-- BEGIN DATASET RECORDS --

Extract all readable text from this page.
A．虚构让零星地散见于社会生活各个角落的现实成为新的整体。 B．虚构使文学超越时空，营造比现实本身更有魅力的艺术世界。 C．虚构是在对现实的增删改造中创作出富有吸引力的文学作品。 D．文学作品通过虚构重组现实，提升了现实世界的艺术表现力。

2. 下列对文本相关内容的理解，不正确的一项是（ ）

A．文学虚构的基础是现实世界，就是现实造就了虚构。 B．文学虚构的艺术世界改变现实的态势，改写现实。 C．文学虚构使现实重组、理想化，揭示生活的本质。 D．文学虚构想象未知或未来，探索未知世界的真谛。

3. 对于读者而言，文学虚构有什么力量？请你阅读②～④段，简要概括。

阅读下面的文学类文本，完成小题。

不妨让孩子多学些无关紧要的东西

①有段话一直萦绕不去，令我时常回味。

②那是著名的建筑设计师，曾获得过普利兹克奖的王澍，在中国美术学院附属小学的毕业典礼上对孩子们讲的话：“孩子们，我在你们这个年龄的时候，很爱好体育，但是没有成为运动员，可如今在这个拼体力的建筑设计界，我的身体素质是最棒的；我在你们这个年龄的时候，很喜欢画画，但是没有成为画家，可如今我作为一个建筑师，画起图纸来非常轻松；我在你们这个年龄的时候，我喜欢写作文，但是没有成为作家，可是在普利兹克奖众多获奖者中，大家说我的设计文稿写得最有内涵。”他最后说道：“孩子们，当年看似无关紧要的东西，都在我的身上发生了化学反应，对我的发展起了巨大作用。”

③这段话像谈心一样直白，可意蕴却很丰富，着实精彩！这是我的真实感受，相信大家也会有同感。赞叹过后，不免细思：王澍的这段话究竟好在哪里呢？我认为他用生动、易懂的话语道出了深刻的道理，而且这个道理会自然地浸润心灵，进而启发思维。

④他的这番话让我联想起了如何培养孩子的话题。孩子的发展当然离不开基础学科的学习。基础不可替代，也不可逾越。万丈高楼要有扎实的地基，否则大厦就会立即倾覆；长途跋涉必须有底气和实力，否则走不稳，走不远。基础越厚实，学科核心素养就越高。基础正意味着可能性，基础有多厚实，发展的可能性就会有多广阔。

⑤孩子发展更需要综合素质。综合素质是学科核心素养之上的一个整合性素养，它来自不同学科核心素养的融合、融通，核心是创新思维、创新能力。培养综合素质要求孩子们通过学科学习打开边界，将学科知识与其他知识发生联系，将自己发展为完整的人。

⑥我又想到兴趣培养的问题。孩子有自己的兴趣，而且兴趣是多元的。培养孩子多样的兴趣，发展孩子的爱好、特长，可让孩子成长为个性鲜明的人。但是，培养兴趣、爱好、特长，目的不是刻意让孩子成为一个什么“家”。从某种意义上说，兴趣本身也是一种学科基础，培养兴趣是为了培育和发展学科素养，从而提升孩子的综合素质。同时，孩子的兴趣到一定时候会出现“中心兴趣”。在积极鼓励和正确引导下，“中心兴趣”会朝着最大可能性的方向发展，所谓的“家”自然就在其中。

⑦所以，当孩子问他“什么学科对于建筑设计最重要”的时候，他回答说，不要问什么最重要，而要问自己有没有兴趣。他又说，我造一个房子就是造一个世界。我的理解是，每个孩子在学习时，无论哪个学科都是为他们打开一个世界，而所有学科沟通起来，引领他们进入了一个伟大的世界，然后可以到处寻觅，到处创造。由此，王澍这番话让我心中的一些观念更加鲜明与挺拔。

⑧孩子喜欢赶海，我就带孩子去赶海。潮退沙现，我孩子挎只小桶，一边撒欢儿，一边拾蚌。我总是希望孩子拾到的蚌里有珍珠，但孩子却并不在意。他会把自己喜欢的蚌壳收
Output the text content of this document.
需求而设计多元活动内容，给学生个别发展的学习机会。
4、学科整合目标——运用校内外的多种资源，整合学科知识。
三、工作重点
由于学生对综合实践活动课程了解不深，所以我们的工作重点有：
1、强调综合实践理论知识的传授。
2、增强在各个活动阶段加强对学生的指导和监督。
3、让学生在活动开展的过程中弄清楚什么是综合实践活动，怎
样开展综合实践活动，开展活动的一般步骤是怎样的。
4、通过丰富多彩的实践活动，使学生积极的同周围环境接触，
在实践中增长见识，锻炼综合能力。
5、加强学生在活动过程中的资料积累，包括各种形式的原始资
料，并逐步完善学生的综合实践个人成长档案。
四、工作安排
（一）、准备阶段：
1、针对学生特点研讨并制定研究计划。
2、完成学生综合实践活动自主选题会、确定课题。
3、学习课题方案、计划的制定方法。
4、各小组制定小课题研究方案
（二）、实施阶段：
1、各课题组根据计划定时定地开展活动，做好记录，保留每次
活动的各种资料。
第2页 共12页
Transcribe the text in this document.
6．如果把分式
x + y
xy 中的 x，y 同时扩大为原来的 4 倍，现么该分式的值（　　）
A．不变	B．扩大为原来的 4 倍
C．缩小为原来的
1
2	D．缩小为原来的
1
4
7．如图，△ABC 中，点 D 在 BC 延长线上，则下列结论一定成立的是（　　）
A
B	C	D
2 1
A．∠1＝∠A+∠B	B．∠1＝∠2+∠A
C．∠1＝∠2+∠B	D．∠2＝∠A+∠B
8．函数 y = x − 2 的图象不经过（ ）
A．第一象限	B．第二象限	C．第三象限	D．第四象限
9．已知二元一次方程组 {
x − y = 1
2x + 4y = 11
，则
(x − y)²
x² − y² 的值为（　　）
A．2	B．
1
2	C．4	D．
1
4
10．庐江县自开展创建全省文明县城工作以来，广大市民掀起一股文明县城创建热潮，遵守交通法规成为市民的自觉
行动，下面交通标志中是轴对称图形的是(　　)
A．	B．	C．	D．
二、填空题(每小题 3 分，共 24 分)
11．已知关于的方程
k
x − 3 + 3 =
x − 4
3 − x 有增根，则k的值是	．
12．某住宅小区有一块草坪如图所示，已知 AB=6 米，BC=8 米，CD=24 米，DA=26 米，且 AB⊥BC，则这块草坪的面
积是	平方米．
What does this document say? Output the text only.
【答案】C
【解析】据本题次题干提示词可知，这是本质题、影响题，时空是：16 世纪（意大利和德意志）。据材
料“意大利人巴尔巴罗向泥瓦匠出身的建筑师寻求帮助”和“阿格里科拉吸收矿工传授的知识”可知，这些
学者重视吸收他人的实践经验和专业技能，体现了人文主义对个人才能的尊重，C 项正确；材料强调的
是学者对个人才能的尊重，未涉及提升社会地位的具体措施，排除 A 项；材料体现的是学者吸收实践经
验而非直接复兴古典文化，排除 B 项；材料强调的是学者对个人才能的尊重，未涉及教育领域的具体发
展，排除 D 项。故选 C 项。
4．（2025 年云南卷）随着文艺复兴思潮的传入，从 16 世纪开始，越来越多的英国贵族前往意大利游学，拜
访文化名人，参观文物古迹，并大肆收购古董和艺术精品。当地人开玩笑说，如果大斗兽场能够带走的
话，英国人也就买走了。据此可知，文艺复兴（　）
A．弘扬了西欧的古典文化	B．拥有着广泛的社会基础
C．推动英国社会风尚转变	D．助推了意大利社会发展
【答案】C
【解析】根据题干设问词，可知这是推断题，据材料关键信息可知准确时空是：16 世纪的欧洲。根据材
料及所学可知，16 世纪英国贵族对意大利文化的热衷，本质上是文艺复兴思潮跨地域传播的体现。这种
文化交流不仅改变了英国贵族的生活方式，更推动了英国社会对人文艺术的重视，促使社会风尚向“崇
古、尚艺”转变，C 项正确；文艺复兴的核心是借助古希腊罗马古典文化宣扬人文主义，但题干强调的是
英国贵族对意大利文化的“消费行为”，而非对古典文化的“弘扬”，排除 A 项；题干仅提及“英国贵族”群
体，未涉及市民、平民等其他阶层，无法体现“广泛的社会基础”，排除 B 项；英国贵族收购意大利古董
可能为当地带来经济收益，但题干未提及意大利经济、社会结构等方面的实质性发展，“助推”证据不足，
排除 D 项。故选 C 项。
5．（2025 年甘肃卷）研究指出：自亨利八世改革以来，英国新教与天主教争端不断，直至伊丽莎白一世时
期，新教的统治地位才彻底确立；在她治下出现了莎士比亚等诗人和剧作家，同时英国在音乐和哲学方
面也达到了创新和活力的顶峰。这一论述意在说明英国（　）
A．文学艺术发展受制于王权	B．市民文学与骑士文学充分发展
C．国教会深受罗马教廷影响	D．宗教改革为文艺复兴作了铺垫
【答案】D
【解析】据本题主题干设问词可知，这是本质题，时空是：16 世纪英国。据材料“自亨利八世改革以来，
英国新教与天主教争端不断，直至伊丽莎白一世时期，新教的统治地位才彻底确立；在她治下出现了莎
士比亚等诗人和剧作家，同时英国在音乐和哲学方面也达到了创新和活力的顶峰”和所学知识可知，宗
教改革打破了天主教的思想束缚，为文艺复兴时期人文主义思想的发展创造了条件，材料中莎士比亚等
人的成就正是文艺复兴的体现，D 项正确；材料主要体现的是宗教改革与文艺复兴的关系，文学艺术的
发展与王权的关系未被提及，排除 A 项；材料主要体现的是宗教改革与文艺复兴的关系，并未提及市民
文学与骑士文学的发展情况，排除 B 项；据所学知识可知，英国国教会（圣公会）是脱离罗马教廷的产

-- END DATASET RECORDS --

▶ **PROBLEM DETAILS**
Indicate how many lines of the material include the word "text"; the number alone is required.

▶ **RESPONSE TO THIS TASK**
4